#### WHAT YOU HAVE TO DO:
Without the pictures, reproduce the records that follow exactly.

#### PROVIDED DATA:
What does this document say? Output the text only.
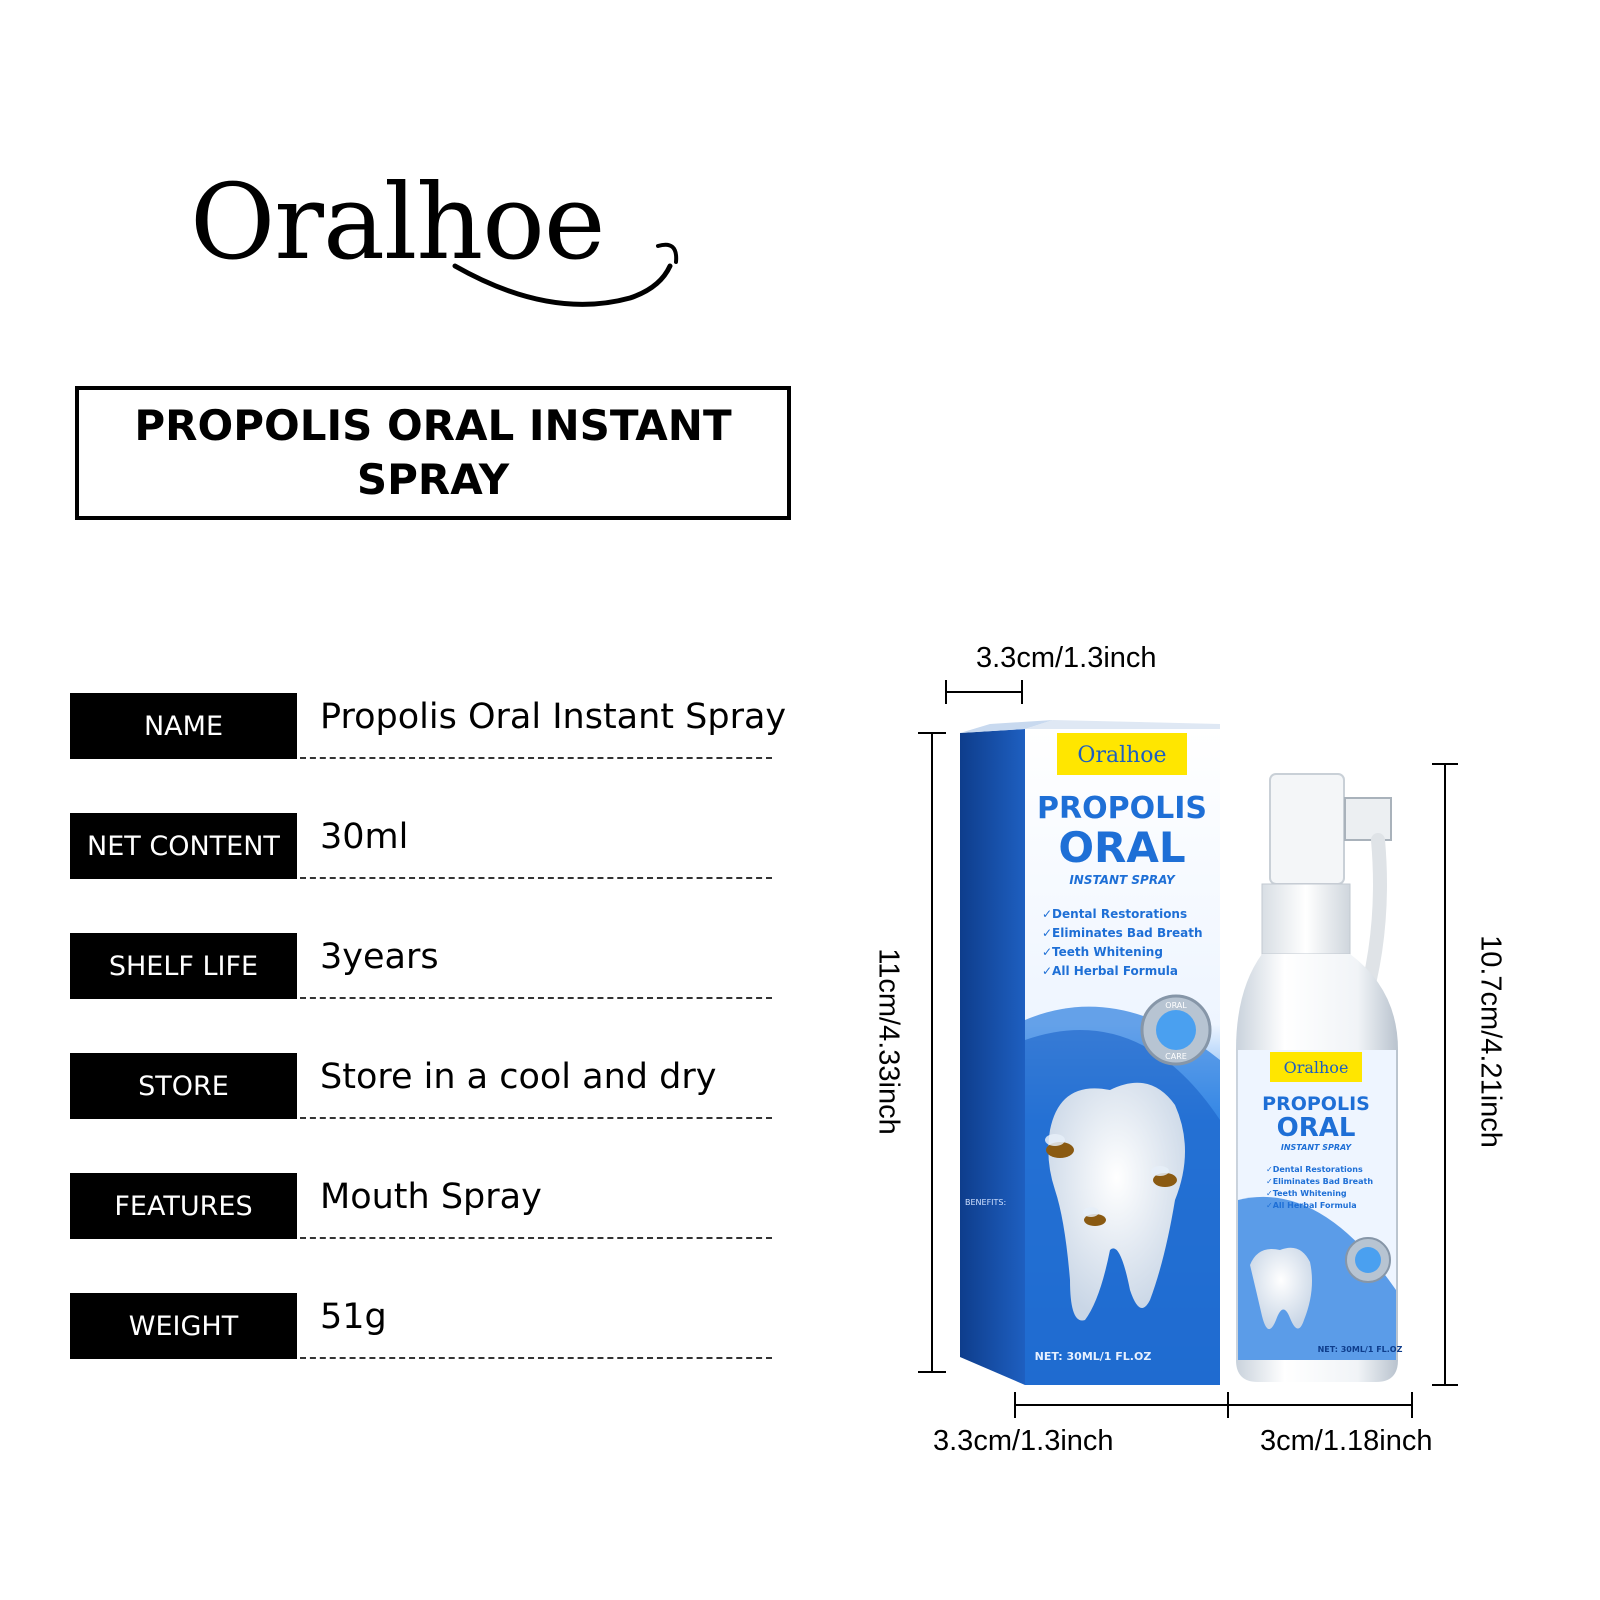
Oralhoe
PROPOLIS ORAL INSTANT SPRAY
NAME	Propolis Oral Instant Spray
NET CONTENT	30ml
SHELF LIFE	3years
STORE	Store in a cool and dry
FEATURES	Mouth Spray
WEIGHT	51g
Oralhoe
PROPOLIS
ORAL
INSTANT SPRAY
✓Dental Restorations
✓Eliminates Bad Breath
✓Teeth Whitening
✓All Herbal Formula
ORAL
CARE
NET: 30ML/1 FL.OZ
BENEFITS:
Oralhoe
PROPOLIS
ORAL
INSTANT SPRAY
✓Dental Restorations
✓Eliminates Bad Breath
✓Teeth Whitening
✓All Herbal Formula
NET: 30ML/1 FL.OZ
3.3cm/1.3inch
11cm/4.33inch
3.3cm/1.3inch	3cm/1.18inch
10.7cm/4.21inch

#### OUTPUT:
What does this document say? Output the text only.
Oralhoe
PROPOLIS ORAL INSTANT SPRAY
NAME	Propolis Oral Instant Spray
NET CONTENT	30ml
SHELF LIFE	3years
STORE	Store in a cool and dry
FEATURES	Mouth Spray
WEIGHT	51g
Oralhoe
PROPOLIS
ORAL
INSTANT SPRAY
✓Dental Restorations
✓Eliminates Bad Breath
✓Teeth Whitening
✓All Herbal Formula
ORAL
CARE
NET: 30ML/1 FL.OZ
BENEFITS:
Oralhoe
PROPOLIS
ORAL
INSTANT SPRAY
✓Dental Restorations
✓Eliminates Bad Breath
✓Teeth Whitening
✓All Herbal Formula
NET: 30ML/1 FL.OZ
3.3cm/1.3inch
11cm/4.33inch
3.3cm/1.3inch	3cm/1.18inch
10.7cm/4.21inch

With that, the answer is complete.